## START Input for this task

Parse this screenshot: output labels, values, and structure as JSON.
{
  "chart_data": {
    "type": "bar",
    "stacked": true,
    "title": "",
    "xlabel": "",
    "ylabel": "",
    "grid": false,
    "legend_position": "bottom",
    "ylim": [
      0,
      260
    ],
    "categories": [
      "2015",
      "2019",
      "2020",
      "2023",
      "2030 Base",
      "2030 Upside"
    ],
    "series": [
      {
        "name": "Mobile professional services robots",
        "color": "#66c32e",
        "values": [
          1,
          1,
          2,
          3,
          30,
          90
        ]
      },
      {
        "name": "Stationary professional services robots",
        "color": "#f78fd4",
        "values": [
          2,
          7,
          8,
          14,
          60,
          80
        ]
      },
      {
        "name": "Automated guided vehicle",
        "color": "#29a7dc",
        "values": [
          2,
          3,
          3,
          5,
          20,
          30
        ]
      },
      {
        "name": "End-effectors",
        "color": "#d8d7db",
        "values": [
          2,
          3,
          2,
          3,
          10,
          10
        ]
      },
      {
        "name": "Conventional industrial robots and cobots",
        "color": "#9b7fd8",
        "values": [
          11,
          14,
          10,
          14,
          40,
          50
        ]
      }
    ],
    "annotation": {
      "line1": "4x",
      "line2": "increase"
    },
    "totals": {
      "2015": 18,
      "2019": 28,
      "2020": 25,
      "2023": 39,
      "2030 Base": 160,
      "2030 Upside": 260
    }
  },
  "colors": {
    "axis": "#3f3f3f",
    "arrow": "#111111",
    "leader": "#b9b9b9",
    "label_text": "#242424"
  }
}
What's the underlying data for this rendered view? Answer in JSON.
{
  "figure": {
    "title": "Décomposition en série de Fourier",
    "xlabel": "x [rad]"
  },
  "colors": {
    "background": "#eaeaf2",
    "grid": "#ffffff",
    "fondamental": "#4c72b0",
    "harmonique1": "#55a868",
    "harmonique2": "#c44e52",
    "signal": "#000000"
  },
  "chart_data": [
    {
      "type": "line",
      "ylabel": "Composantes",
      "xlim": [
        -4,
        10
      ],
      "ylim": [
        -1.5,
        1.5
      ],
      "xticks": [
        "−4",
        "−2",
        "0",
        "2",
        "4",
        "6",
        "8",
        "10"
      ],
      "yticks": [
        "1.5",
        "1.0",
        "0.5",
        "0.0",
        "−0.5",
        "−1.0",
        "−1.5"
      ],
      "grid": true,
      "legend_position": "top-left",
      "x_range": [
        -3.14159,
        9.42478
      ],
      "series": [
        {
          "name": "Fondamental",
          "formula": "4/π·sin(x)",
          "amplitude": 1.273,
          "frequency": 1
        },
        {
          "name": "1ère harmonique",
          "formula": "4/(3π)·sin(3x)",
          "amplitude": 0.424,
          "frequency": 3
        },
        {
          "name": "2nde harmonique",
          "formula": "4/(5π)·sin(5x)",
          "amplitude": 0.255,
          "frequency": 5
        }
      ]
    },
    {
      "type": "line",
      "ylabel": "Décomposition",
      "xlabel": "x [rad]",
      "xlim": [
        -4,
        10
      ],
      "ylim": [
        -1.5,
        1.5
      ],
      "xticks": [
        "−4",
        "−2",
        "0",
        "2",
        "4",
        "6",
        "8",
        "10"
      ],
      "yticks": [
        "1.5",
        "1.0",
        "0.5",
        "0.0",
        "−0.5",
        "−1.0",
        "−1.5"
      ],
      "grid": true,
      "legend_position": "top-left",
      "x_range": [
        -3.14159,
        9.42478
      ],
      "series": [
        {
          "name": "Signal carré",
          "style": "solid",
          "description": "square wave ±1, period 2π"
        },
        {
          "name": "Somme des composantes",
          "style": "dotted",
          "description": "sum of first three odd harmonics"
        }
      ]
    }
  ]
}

## END Input for this task

_What you are asked to do_: Pull out all lines containing "grid".

_Response below_:
    "grid": false,
    "grid": "#ffffff",
      "grid": true,
      "grid": true,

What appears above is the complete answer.